§ **Challenge**: With the pictures left out, return exactly the lines from the one containing "Read out every word on this page." through the end of the listing below.

BEGIN Given records

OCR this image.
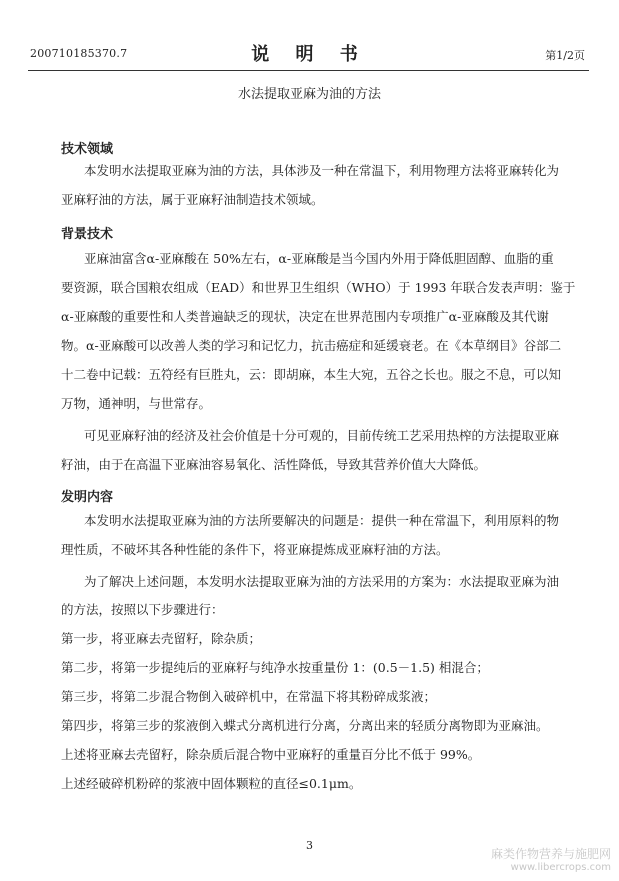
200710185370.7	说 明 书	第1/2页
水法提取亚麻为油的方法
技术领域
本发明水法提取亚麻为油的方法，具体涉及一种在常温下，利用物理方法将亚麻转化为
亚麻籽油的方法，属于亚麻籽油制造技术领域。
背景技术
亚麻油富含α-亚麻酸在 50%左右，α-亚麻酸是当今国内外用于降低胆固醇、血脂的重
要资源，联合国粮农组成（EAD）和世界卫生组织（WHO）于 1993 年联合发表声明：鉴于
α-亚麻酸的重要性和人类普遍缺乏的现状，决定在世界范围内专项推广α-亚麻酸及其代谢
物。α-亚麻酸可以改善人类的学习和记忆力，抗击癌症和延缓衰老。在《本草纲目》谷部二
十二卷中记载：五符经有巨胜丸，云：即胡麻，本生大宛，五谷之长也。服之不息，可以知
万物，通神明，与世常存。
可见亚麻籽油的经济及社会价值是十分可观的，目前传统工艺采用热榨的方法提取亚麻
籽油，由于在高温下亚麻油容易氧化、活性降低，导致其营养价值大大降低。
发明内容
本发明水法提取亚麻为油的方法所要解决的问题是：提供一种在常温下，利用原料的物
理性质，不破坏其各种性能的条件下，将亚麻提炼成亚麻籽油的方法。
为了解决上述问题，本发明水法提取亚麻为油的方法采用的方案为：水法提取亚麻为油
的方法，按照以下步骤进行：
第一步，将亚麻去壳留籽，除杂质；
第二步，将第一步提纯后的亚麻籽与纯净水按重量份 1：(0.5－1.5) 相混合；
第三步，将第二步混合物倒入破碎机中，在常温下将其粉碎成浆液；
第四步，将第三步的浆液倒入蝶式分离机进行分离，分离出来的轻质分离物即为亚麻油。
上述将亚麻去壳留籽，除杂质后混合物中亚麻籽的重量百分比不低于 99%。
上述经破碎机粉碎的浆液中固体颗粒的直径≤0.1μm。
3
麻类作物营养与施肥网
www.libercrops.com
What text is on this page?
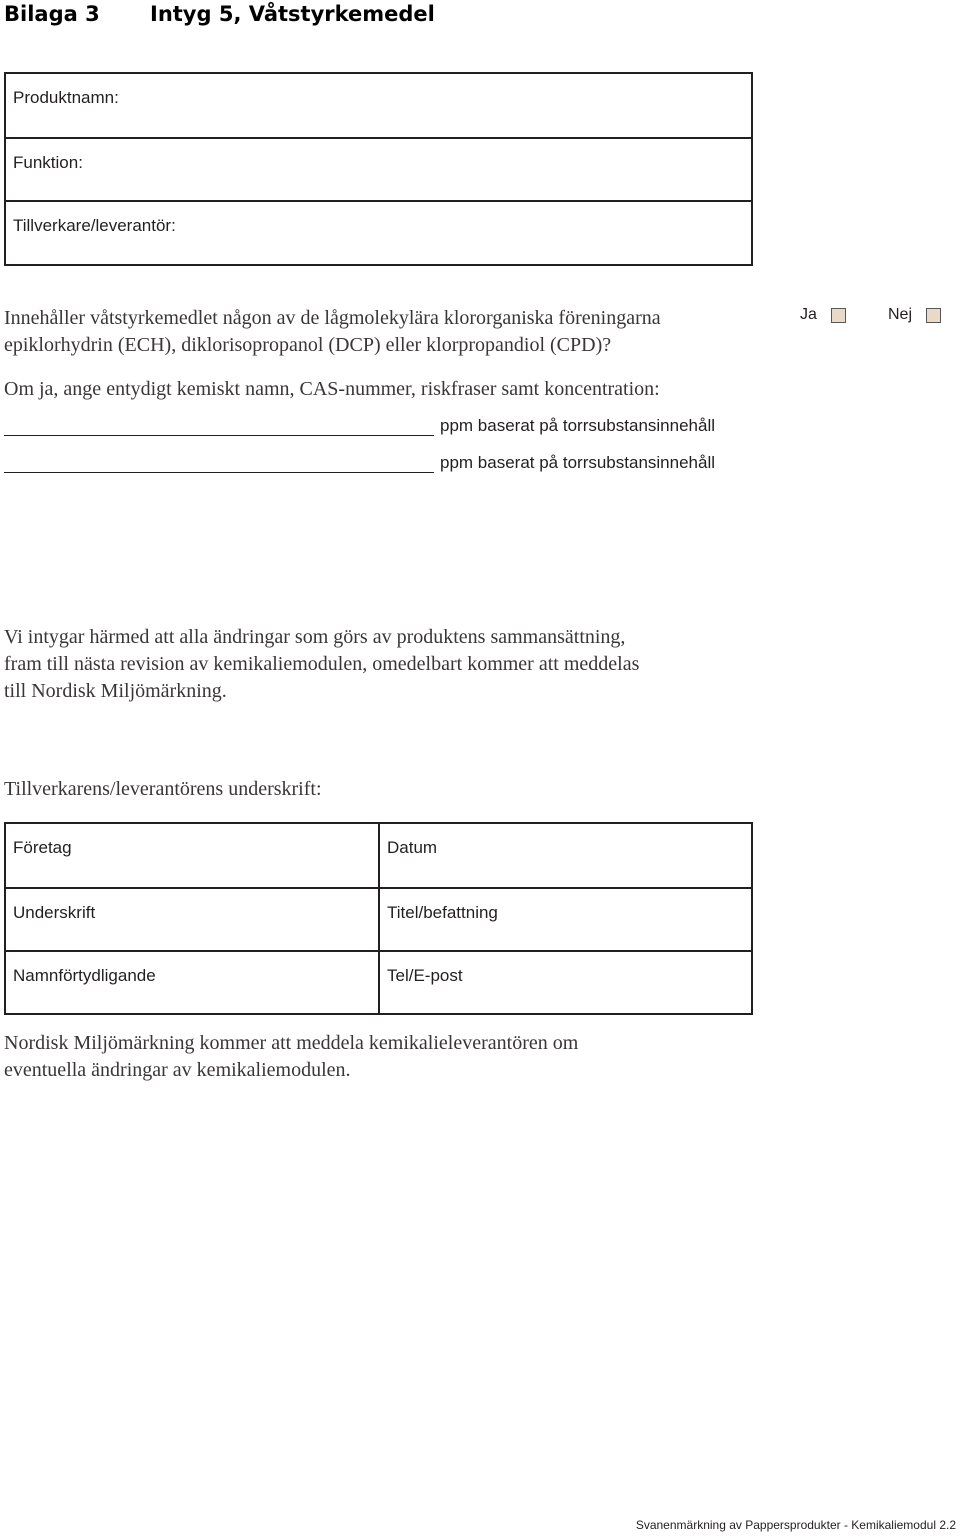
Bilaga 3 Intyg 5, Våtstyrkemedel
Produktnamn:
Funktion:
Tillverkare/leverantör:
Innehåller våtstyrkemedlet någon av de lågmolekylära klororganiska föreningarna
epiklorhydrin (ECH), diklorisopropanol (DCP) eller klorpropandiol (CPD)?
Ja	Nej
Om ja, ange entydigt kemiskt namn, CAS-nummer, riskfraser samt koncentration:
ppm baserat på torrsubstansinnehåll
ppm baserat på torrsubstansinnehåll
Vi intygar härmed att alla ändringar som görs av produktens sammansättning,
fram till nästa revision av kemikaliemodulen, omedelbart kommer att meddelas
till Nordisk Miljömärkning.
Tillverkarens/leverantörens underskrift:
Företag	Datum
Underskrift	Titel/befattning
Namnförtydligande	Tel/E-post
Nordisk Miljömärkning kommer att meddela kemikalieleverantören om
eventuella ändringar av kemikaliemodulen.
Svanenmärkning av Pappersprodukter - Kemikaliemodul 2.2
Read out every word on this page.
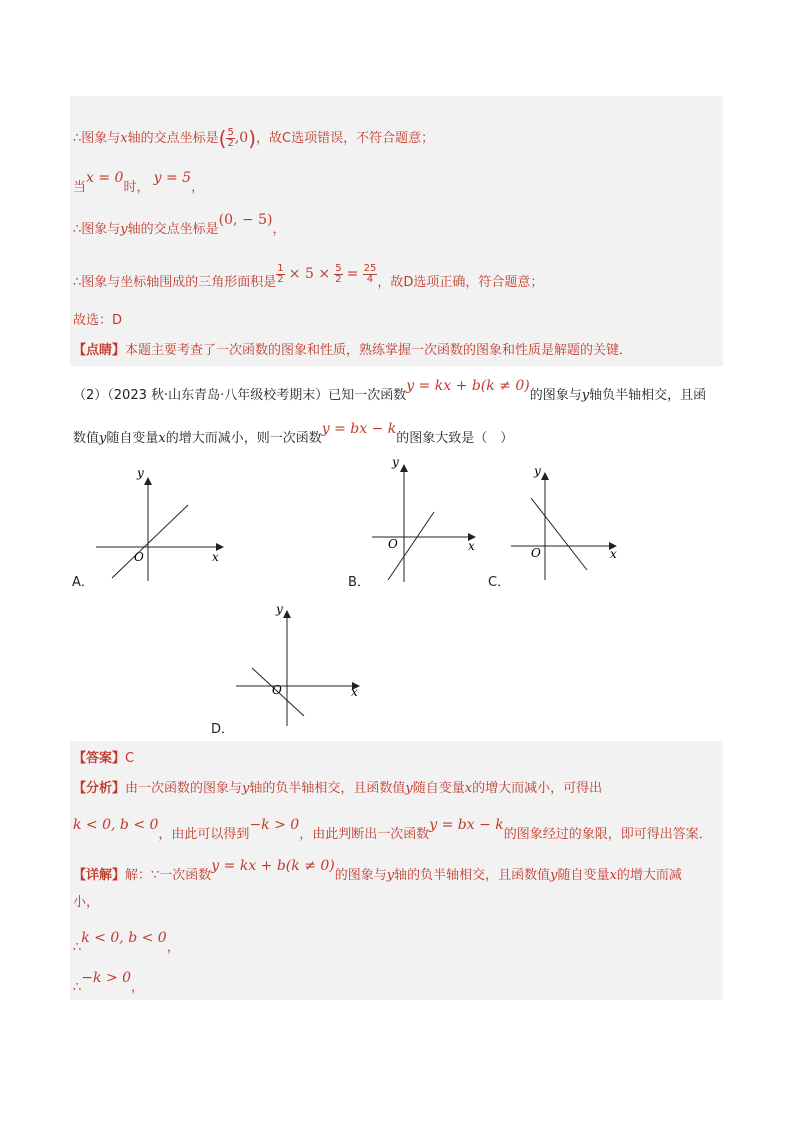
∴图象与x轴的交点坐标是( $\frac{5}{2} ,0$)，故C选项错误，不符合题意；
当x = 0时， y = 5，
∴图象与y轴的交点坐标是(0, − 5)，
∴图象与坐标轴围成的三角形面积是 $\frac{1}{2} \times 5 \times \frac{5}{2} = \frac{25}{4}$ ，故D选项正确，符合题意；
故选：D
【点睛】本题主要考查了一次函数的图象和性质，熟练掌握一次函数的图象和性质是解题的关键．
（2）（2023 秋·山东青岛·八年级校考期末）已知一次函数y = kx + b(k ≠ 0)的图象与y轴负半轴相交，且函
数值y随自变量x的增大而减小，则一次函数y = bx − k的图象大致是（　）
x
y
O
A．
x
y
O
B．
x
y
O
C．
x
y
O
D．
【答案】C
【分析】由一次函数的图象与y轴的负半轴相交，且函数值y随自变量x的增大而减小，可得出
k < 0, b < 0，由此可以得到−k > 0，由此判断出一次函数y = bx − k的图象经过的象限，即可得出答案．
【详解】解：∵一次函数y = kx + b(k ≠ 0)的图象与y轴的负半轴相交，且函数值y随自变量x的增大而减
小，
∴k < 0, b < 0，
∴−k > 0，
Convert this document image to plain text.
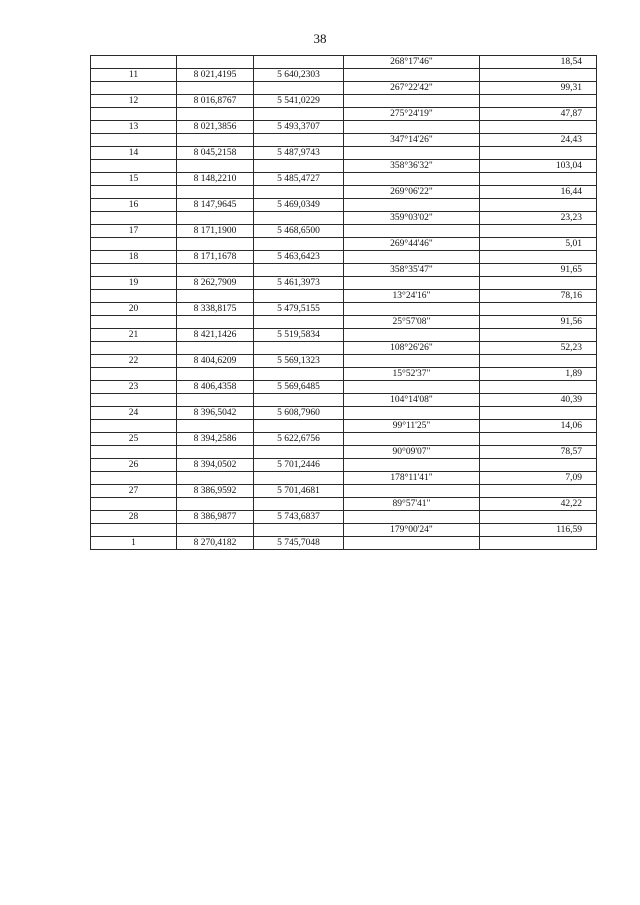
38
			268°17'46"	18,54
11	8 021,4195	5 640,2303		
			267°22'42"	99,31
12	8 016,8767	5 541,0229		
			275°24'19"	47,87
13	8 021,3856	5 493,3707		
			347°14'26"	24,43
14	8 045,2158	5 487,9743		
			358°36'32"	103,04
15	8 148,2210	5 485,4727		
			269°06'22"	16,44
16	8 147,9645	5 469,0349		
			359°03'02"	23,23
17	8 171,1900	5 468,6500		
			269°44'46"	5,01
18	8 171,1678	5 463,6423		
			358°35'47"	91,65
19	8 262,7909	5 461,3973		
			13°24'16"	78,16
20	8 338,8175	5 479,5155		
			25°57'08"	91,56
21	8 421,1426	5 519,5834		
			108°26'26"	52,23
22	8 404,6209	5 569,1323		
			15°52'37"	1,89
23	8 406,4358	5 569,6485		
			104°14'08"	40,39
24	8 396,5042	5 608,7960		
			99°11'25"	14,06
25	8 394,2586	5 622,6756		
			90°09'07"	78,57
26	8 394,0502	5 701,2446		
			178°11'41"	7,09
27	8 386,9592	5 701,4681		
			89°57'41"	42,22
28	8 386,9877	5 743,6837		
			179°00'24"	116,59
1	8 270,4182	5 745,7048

END Given records

§ **Task result**:
Read out every word on this page.
∴图象与x轴的交点坐标是( $\frac{5}{2} ,0$)，故C选项错误，不符合题意；
当x = 0时， y = 5，
∴图象与y轴的交点坐标是(0, − 5)，
∴图象与坐标轴围成的三角形面积是 $\frac{1}{2} \times 5 \times \frac{5}{2} = \frac{25}{4}$ ，故D选项正确，符合题意；
故选：D
【点睛】本题主要考查了一次函数的图象和性质，熟练掌握一次函数的图象和性质是解题的关键．
（2）（2023 秋·山东青岛·八年级校考期末）已知一次函数y = kx + b(k ≠ 0)的图象与y轴负半轴相交，且函
数值y随自变量x的增大而减小，则一次函数y = bx − k的图象大致是（　）
x
y
O
A．
x
y
O
B．
x
y
O
C．
x
y
O
D．
【答案】C
【分析】由一次函数的图象与y轴的负半轴相交，且函数值y随自变量x的增大而减小，可得出
k < 0, b < 0，由此可以得到−k > 0，由此判断出一次函数y = bx − k的图象经过的象限，即可得出答案．
【详解】解：∵一次函数y = kx + b(k ≠ 0)的图象与y轴的负半轴相交，且函数值y随自变量x的增大而减
小，
∴k < 0, b < 0，
∴−k > 0，
Convert this document image to plain text.
38
			268°17'46"	18,54
11	8 021,4195	5 640,2303		
			267°22'42"	99,31
12	8 016,8767	5 541,0229		
			275°24'19"	47,87
13	8 021,3856	5 493,3707		
			347°14'26"	24,43
14	8 045,2158	5 487,9743		
			358°36'32"	103,04
15	8 148,2210	5 485,4727		
			269°06'22"	16,44
16	8 147,9645	5 469,0349		
			359°03'02"	23,23
17	8 171,1900	5 468,6500		
			269°44'46"	5,01
18	8 171,1678	5 463,6423		
			358°35'47"	91,65
19	8 262,7909	5 461,3973		
			13°24'16"	78,16
20	8 338,8175	5 479,5155		
			25°57'08"	91,56
21	8 421,1426	5 519,5834		
			108°26'26"	52,23
22	8 404,6209	5 569,1323		
			15°52'37"	1,89
23	8 406,4358	5 569,6485		
			104°14'08"	40,39
24	8 396,5042	5 608,7960		
			99°11'25"	14,06
25	8 394,2586	5 622,6756		
			90°09'07"	78,57
26	8 394,0502	5 701,2446		
			178°11'41"	7,09
27	8 386,9592	5 701,4681		
			89°57'41"	42,22
28	8 386,9877	5 743,6837		
			179°00'24"	116,59
1	8 270,4182	5 745,7048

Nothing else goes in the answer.